## EXERCISE INSTRUCTIONS:
Identify every line containing the word "Visual" and reproduce each one.

---- GIVEN INFORMATION

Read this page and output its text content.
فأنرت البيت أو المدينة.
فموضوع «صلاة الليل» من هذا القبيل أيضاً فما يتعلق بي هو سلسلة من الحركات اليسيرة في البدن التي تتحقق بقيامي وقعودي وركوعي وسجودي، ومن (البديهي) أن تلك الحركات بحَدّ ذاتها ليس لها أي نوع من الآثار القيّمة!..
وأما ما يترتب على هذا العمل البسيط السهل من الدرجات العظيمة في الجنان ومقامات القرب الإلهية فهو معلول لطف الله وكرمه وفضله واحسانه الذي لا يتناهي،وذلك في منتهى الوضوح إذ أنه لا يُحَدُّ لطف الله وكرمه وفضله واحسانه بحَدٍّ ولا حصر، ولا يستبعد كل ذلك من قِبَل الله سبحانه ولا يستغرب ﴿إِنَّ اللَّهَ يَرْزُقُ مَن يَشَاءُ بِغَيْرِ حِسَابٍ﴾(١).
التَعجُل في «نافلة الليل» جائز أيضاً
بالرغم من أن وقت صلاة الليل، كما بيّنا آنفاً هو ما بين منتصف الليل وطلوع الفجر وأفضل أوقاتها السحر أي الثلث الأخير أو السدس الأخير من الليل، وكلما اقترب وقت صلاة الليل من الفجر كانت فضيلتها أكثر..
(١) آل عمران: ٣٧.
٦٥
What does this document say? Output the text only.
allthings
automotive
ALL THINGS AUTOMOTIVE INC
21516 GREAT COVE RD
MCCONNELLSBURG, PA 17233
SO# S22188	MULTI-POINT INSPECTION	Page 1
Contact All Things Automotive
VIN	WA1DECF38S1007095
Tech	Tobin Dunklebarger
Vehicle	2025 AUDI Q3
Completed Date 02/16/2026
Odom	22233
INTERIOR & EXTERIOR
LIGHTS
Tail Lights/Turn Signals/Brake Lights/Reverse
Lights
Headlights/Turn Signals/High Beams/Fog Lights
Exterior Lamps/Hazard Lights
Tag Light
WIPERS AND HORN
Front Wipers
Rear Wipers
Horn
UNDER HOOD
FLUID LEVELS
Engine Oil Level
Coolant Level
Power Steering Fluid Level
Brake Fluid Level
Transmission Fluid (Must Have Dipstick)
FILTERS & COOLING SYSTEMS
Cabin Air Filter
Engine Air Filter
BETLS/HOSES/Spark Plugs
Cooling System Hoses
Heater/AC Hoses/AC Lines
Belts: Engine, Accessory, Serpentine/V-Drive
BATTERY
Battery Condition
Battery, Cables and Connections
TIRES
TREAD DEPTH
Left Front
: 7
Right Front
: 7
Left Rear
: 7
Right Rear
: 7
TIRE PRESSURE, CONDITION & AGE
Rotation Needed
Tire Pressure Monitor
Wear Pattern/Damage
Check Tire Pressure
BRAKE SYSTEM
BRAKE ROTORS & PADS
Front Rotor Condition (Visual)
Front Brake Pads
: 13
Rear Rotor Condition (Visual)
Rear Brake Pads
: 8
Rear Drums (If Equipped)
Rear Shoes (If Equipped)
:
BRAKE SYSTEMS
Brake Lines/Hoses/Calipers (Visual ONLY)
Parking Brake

--------

## WRITTEN ANSWER:
Front Rotor Condition (Visual)
Rear Rotor Condition (Visual)
Brake Lines/Hoses/Calipers (Visual ONLY)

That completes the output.